■ What the task requires
Your task is to transcribe the data in full.

■ Supplied information

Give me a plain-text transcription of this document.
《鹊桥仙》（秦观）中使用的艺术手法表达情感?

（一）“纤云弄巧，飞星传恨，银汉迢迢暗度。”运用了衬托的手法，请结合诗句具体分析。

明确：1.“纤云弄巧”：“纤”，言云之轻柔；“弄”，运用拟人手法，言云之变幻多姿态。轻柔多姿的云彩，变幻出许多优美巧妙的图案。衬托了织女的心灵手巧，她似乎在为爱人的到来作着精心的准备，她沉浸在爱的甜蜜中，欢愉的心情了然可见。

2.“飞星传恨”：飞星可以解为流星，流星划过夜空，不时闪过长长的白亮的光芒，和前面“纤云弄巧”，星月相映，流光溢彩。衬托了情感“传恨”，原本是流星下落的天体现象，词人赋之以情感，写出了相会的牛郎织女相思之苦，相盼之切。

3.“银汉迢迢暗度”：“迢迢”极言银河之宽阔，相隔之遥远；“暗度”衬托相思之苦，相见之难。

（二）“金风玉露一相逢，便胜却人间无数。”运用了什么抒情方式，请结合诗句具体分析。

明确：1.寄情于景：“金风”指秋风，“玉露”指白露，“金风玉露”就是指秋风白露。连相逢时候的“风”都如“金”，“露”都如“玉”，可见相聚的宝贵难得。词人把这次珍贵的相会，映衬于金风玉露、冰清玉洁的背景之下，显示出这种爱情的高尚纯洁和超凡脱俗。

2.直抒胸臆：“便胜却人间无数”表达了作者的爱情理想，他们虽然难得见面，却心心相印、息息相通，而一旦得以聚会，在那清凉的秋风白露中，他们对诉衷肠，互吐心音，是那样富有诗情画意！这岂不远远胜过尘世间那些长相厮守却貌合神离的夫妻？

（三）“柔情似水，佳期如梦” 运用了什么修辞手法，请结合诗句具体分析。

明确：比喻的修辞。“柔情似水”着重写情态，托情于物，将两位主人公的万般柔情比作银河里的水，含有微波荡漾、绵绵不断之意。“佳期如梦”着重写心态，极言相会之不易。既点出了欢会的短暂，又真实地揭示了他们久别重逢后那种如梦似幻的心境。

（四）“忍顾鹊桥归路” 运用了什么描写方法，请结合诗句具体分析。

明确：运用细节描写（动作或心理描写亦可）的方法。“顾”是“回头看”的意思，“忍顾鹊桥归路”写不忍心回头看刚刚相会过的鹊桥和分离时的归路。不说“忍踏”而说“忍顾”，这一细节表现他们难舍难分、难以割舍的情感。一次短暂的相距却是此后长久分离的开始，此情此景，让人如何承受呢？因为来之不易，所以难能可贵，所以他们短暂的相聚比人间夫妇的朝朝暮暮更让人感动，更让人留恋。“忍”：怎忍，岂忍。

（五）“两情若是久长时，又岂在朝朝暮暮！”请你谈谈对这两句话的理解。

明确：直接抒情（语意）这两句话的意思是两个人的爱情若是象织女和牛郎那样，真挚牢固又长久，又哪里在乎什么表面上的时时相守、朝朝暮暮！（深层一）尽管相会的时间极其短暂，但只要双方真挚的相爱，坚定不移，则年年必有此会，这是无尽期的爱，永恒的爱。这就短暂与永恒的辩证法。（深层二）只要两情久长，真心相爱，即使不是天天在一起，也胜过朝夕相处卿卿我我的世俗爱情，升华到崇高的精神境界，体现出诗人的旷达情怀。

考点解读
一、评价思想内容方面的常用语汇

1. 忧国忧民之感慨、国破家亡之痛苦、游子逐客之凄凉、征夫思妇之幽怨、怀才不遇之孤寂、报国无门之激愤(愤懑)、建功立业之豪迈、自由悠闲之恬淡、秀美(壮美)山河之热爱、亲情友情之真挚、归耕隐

■ Response to this exercise
Give me a plain-text transcription of this document.
《鹊桥仙》（秦观）中使用的艺术手法表达情感?

（一）“纤云弄巧，飞星传恨，银汉迢迢暗度。”运用了衬托的手法，请结合诗句具体分析。

明确：1.“纤云弄巧”：“纤”，言云之轻柔；“弄”，运用拟人手法，言云之变幻多姿态。轻柔多姿的云彩，变幻出许多优美巧妙的图案。衬托了织女的心灵手巧，她似乎在为爱人的到来作着精心的准备，她沉浸在爱的甜蜜中，欢愉的心情了然可见。

2.“飞星传恨”：飞星可以解为流星，流星划过夜空，不时闪过长长的白亮的光芒，和前面“纤云弄巧”，星月相映，流光溢彩。衬托了情感“传恨”，原本是流星下落的天体现象，词人赋之以情感，写出了相会的牛郎织女相思之苦，相盼之切。

3.“银汉迢迢暗度”：“迢迢”极言银河之宽阔，相隔之遥远；“暗度”衬托相思之苦，相见之难。

（二）“金风玉露一相逢，便胜却人间无数。”运用了什么抒情方式，请结合诗句具体分析。

明确：1.寄情于景：“金风”指秋风，“玉露”指白露，“金风玉露”就是指秋风白露。连相逢时候的“风”都如“金”，“露”都如“玉”，可见相聚的宝贵难得。词人把这次珍贵的相会，映衬于金风玉露、冰清玉洁的背景之下，显示出这种爱情的高尚纯洁和超凡脱俗。

2.直抒胸臆：“便胜却人间无数”表达了作者的爱情理想，他们虽然难得见面，却心心相印、息息相通，而一旦得以聚会，在那清凉的秋风白露中，他们对诉衷肠，互吐心音，是那样富有诗情画意！这岂不远远胜过尘世间那些长相厮守却貌合神离的夫妻？

（三）“柔情似水，佳期如梦” 运用了什么修辞手法，请结合诗句具体分析。

明确：比喻的修辞。“柔情似水”着重写情态，托情于物，将两位主人公的万般柔情比作银河里的水，含有微波荡漾、绵绵不断之意。“佳期如梦”着重写心态，极言相会之不易。既点出了欢会的短暂，又真实地揭示了他们久别重逢后那种如梦似幻的心境。

（四）“忍顾鹊桥归路” 运用了什么描写方法，请结合诗句具体分析。

明确：运用细节描写（动作或心理描写亦可）的方法。“顾”是“回头看”的意思，“忍顾鹊桥归路”写不忍心回头看刚刚相会过的鹊桥和分离时的归路。不说“忍踏”而说“忍顾”，这一细节表现他们难舍难分、难以割舍的情感。一次短暂的相距却是此后长久分离的开始，此情此景，让人如何承受呢？因为来之不易，所以难能可贵，所以他们短暂的相聚比人间夫妇的朝朝暮暮更让人感动，更让人留恋。“忍”：怎忍，岂忍。

（五）“两情若是久长时，又岂在朝朝暮暮！”请你谈谈对这两句话的理解。

明确：直接抒情（语意）这两句话的意思是两个人的爱情若是象织女和牛郎那样，真挚牢固又长久，又哪里在乎什么表面上的时时相守、朝朝暮暮！（深层一）尽管相会的时间极其短暂，但只要双方真挚的相爱，坚定不移，则年年必有此会，这是无尽期的爱，永恒的爱。这就短暂与永恒的辩证法。（深层二）只要两情久长，真心相爱，即使不是天天在一起，也胜过朝夕相处卿卿我我的世俗爱情，升华到崇高的精神境界，体现出诗人的旷达情怀。

考点解读
一、评价思想内容方面的常用语汇

1. 忧国忧民之感慨、国破家亡之痛苦、游子逐客之凄凉、征夫思妇之幽怨、怀才不遇之孤寂、报国无门之激愤(愤懑)、建功立业之豪迈、自由悠闲之恬淡、秀美(壮美)山河之热爱、亲情友情之真挚、归耕隐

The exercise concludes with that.